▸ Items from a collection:
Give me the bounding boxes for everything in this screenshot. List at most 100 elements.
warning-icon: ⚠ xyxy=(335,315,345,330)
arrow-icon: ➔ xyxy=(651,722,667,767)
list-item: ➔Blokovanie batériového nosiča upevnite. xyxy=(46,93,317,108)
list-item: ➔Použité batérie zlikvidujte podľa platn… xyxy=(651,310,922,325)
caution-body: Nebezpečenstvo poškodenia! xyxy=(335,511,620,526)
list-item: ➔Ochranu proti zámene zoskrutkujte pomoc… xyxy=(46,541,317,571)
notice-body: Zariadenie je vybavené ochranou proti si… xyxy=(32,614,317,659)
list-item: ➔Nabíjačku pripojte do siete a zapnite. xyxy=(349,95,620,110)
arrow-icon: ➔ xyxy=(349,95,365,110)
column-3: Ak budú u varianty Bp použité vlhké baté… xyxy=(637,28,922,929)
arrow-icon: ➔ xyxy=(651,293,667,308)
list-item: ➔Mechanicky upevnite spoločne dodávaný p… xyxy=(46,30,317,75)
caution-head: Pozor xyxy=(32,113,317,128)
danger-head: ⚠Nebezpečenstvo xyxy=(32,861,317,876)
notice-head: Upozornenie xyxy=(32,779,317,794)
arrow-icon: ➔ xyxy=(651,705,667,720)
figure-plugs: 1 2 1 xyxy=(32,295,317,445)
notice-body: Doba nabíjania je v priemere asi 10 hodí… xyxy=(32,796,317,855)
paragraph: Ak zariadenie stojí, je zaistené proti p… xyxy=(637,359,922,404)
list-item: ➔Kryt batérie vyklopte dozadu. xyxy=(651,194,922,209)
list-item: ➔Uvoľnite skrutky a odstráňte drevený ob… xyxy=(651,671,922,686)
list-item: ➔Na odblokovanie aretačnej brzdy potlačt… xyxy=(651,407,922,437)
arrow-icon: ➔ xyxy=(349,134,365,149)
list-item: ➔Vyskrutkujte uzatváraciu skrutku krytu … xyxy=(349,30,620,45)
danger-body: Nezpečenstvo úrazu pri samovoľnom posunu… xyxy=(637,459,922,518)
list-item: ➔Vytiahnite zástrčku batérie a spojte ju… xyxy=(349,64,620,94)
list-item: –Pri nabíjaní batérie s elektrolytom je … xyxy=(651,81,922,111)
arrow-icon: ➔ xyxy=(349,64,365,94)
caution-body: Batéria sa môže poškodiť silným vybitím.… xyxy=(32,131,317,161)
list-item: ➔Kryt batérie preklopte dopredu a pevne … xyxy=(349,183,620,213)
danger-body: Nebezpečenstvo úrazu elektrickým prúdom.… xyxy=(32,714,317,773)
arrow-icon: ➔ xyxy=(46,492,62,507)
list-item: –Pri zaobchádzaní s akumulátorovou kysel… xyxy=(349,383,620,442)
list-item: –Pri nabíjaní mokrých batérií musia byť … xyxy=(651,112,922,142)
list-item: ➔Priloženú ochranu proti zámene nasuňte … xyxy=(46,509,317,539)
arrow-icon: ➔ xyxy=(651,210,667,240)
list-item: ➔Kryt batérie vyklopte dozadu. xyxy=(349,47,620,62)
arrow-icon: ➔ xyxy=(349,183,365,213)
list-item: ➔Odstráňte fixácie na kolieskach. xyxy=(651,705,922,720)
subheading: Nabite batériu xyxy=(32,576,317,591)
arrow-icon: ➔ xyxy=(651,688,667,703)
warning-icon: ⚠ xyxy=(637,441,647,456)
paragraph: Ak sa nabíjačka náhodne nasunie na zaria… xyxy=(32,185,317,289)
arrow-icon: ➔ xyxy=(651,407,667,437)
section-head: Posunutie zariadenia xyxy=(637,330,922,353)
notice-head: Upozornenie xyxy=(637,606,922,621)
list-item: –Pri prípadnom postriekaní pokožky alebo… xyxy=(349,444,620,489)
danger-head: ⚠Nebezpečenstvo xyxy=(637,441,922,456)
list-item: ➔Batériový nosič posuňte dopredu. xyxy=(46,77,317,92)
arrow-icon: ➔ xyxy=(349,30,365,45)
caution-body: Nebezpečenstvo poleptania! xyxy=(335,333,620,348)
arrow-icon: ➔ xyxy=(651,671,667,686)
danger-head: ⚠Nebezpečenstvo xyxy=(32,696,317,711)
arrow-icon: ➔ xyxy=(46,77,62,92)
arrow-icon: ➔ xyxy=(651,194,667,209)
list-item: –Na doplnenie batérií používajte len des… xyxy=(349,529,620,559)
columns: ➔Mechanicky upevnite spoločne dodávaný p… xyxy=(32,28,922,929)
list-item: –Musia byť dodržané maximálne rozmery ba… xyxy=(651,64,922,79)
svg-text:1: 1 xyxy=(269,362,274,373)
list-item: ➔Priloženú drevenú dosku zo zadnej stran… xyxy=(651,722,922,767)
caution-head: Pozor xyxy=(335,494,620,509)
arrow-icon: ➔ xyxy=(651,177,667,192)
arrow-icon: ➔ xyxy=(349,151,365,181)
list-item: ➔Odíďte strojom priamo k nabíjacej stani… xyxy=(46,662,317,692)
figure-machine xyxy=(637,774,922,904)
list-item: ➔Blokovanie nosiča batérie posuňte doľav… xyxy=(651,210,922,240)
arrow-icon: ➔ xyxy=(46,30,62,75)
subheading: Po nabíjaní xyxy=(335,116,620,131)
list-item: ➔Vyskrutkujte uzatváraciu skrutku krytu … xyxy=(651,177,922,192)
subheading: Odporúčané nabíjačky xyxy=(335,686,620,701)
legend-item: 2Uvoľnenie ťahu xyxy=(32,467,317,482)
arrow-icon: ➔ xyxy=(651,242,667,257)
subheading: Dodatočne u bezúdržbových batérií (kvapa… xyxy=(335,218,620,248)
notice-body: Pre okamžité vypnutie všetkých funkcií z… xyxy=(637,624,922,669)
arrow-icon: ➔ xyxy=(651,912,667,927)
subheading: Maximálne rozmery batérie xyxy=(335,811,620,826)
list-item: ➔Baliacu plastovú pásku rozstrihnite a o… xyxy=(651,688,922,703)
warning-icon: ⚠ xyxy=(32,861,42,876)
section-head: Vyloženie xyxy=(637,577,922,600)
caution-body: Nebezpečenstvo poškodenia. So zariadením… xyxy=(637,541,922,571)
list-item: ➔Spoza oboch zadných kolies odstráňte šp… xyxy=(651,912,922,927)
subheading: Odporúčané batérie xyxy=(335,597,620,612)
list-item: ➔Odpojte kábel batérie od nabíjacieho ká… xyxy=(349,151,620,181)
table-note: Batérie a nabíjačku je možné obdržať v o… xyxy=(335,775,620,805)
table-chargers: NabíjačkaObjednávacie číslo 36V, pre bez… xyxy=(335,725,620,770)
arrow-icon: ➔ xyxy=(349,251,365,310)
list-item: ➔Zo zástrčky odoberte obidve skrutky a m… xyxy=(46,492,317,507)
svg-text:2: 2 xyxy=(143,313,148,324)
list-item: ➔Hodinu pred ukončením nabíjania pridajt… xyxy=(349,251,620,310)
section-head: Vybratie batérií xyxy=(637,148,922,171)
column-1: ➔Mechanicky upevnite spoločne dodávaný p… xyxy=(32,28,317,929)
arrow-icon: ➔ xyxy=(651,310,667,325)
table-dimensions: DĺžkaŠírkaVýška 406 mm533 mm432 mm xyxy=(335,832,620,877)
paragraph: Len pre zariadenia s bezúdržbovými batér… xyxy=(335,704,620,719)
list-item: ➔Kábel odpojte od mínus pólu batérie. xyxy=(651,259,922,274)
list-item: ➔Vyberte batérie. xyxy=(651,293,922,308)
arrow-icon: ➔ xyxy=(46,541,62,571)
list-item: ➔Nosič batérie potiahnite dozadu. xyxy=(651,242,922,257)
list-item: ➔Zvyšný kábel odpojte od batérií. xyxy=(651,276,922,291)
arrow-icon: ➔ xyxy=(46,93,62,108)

▸ WHAT IS EXPECTED: Starting at the beginning of the items and ending at the line that contains "arrow-icon: ➔ xyxy=(349,134,365,149)", write out those lines as a numbered list, skipping any blank lines.

▸ FINISHED EXERCISE:
1. Give me the bounding boxes for everything in this screenshot. List at most 100 elements.
2. warning-icon: ⚠ xyxy=(335,315,345,330)
3. arrow-icon: ➔ xyxy=(651,722,667,767)
4. list-item: ➔Blokovanie batériového nosiča upevnite. xyxy=(46,93,317,108)
5. list-item: ➔Použité batérie zlikvidujte podľa platn… xyxy=(651,310,922,325)
6. caution-body: Nebezpečenstvo poškodenia! xyxy=(335,511,620,526)
7. list-item: ➔Ochranu proti zámene zoskrutkujte pomoc… xyxy=(46,541,317,571)
8. notice-body: Zariadenie je vybavené ochranou proti si… xyxy=(32,614,317,659)
9. list-item: ➔Nabíjačku pripojte do siete a zapnite. xyxy=(349,95,620,110)
10. arrow-icon: ➔ xyxy=(349,95,365,110)
11. column-3: Ak budú u varianty Bp použité vlhké baté… xyxy=(637,28,922,929)
12. arrow-icon: ➔ xyxy=(651,293,667,308)
13. list-item: ➔Mechanicky upevnite spoločne dodávaný p… xyxy=(46,30,317,75)
14. caution-head: Pozor xyxy=(32,113,317,128)
15. danger-head: ⚠Nebezpečenstvo xyxy=(32,861,317,876)
16. notice-head: Upozornenie xyxy=(32,779,317,794)
17. arrow-icon: ➔ xyxy=(651,705,667,720)
18. figure-plugs: 1 2 1 xyxy=(32,295,317,445)
19. notice-body: Doba nabíjania je v priemere asi 10 hodí… xyxy=(32,796,317,855)
20. paragraph: Ak zariadenie stojí, je zaistené proti p… xyxy=(637,359,922,404)
21. list-item: ➔Kryt batérie vyklopte dozadu. xyxy=(651,194,922,209)
22. list-item: ➔Uvoľnite skrutky a odstráňte drevený ob… xyxy=(651,671,922,686)
23. list-item: ➔Na odblokovanie aretačnej brzdy potlačt… xyxy=(651,407,922,437)
24. arrow-icon: ➔ xyxy=(349,134,365,149)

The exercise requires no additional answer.